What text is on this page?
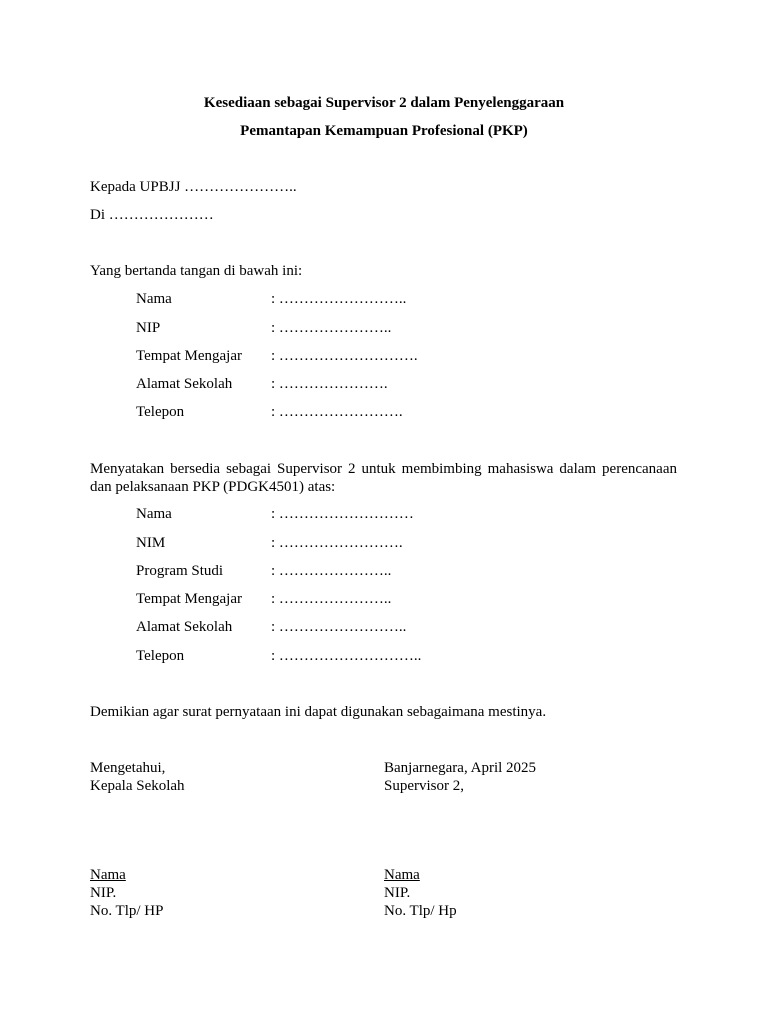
Kesediaan sebagai Supervisor 2 dalam Penyelenggaraan
Pemantapan Kemampuan Profesional (PKP)
Kepada UPBJJ …………………..
Di …………………
Yang bertanda tangan di bawah ini:
Nama	: ……………………..
NIP	: …………………..
Tempat Mengajar : ……………………….
Alamat Sekolah	: ………………….
Telepon	: …………………….
Menyatakan bersedia sebagai Supervisor 2 untuk membimbing mahasiswa dalam perencanaan dan pelaksanaan PKP (PDGK4501) atas:
Nama	: ………………………
NIM	: …………………….
Program Studi	: …………………..
Tempat Mengajar : …………………..
Alamat Sekolah	: ……………………..
Telepon	: ………………………..
Demikian agar surat pernyataan ini dapat digunakan sebagaimana mestinya.
Mengetahui,
Kepala Sekolah
Nama
NIP.
No. Tlp/ HP
Banjarnegara, April 2025
Supervisor 2,
Nama
NIP.
No. Tlp/ Hp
########
Check each line of the data above for the word "dalam" and say how many lines have it. Give the number alone.

EXERCISE ANSWER
2